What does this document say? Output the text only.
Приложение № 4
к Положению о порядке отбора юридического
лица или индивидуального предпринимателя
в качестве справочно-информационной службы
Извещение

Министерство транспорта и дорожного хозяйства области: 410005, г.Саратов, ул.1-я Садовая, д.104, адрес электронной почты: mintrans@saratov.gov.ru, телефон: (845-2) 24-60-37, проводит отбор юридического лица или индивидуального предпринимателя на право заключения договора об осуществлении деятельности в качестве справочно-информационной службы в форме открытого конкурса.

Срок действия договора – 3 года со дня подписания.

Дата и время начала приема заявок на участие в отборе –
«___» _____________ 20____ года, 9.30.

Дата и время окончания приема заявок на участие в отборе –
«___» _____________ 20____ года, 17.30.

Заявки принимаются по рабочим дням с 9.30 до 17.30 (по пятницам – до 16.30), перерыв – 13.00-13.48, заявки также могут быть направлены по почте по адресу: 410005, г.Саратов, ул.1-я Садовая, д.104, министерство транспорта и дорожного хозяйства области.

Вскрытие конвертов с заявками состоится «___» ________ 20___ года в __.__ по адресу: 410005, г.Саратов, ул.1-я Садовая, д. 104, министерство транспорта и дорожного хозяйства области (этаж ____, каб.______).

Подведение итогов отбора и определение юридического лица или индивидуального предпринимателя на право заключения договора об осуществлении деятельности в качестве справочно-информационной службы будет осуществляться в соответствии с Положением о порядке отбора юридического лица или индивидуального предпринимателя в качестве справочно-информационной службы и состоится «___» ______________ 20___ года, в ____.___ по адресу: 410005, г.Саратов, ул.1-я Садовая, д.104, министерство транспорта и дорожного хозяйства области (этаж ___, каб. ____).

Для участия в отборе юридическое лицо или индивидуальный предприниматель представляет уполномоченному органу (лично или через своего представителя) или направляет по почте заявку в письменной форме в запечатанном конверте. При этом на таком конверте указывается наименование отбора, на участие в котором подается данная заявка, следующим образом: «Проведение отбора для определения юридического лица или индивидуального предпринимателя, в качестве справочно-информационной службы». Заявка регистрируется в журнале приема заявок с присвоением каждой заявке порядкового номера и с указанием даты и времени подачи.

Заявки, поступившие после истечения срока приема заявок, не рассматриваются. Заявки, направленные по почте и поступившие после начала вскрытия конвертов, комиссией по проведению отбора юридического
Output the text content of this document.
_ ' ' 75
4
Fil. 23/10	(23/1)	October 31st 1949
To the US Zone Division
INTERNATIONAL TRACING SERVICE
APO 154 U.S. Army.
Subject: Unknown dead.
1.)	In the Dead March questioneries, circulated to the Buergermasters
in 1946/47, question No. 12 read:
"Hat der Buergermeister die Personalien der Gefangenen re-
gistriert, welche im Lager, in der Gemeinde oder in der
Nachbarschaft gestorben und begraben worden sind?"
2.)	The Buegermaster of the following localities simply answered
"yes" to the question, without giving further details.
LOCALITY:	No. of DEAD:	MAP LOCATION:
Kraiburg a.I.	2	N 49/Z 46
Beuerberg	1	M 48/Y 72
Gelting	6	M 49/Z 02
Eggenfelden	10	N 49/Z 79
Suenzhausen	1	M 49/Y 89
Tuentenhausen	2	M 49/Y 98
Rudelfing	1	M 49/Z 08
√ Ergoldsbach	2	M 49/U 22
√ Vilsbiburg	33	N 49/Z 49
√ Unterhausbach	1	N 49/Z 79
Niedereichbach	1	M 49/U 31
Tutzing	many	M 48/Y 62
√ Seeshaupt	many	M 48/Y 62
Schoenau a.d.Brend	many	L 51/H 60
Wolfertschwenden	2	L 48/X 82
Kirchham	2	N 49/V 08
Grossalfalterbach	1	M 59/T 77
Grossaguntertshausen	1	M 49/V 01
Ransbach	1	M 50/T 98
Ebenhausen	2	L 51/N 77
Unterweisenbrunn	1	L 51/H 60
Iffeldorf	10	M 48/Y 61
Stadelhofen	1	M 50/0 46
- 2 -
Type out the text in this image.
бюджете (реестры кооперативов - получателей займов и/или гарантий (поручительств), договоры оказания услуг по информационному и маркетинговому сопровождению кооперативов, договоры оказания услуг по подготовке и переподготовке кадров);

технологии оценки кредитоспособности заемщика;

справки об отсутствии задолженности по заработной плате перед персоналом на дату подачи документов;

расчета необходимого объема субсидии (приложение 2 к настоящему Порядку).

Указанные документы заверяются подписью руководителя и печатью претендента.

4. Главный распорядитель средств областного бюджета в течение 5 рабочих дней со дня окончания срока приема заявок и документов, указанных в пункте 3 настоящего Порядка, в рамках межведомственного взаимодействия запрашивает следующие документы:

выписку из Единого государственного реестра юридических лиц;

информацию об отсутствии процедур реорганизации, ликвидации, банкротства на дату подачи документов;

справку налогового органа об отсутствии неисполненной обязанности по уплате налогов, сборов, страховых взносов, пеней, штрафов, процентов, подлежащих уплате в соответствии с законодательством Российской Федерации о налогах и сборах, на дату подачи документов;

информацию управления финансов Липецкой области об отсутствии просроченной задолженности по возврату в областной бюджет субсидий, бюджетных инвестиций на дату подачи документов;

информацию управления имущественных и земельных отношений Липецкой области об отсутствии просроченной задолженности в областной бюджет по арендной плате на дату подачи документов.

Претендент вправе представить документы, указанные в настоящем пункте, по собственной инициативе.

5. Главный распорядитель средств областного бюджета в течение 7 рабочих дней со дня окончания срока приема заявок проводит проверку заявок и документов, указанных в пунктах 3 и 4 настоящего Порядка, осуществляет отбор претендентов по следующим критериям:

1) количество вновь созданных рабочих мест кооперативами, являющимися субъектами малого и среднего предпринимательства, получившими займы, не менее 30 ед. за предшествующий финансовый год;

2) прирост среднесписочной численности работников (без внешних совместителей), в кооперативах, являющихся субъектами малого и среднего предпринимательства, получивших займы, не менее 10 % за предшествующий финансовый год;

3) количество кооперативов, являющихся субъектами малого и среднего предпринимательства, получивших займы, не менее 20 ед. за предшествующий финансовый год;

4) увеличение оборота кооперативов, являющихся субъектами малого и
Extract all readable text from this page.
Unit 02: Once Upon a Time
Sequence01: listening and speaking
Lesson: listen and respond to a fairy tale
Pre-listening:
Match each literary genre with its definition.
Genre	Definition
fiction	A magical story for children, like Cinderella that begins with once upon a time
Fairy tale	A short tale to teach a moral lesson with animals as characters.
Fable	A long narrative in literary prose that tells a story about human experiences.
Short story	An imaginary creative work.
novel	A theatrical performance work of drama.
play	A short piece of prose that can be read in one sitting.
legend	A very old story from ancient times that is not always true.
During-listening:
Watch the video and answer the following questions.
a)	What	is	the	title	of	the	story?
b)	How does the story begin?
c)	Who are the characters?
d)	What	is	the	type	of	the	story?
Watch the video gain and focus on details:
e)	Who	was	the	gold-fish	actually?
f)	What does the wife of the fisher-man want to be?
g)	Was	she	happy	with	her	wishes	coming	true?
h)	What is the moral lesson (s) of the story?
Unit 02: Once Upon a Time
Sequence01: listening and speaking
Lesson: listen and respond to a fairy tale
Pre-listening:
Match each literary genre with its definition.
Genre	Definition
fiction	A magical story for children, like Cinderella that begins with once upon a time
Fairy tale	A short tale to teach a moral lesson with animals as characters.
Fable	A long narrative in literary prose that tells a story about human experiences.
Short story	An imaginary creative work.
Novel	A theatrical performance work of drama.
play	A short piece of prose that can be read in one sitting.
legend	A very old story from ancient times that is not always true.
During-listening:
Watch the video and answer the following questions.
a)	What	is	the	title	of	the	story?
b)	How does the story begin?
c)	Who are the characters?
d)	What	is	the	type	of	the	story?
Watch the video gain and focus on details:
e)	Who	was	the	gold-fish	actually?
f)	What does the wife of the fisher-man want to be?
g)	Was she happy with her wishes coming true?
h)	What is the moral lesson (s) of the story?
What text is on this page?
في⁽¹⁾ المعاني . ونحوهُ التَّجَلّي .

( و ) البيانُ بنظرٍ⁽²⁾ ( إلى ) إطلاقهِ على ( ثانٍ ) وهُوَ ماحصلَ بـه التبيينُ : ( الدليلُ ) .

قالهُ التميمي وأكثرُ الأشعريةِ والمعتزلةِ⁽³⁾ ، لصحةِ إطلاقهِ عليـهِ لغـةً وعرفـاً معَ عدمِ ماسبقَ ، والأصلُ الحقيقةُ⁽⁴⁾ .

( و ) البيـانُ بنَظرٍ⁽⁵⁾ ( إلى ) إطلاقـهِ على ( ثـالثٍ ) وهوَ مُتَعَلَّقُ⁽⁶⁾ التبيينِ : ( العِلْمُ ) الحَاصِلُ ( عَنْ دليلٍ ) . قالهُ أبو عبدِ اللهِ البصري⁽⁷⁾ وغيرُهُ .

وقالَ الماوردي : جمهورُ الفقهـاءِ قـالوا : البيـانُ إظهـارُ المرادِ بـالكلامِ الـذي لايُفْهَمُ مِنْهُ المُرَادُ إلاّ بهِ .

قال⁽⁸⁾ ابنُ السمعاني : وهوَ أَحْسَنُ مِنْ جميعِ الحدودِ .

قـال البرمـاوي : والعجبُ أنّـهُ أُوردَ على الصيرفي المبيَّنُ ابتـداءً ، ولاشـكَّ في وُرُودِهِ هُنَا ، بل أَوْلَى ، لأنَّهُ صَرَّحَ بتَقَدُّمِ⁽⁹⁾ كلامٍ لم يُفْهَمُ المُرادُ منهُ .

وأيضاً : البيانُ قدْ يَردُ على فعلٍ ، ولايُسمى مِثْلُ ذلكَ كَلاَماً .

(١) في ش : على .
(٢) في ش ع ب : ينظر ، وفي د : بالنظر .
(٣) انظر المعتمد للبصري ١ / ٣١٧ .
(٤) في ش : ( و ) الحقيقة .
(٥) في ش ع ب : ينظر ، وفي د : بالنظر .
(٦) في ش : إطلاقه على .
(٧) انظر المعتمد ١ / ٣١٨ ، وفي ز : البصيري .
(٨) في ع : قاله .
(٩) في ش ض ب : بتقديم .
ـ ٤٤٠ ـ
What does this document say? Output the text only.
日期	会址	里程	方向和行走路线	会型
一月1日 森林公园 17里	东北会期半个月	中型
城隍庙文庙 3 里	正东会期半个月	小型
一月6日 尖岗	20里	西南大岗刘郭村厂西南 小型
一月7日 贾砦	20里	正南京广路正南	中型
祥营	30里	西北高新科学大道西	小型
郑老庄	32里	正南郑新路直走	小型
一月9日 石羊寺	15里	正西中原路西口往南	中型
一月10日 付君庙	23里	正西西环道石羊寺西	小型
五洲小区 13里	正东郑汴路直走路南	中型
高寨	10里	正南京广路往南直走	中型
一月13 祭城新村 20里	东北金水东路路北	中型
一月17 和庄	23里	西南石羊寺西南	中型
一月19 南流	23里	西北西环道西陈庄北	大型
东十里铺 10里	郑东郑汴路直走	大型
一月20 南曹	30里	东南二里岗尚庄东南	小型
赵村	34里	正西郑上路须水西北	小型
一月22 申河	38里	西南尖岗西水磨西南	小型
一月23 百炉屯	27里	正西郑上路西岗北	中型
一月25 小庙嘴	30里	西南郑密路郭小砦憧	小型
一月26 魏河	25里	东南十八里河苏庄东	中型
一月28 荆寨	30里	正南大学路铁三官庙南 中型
════════
From the listing, copy every line where the string "الحقيقة" appears.

قالهُ التميمي وأكثرُ الأشعريةِ والمعتزلةِ⁽³⁾ ، لصحةِ إطلاقهِ عليـهِ لغـةً وعرفـاً معَ عدمِ ماسبقَ ، والأصلُ الحقيقةُ⁽⁴⁾ .
(٤) في ش : ( و ) الحقيقة .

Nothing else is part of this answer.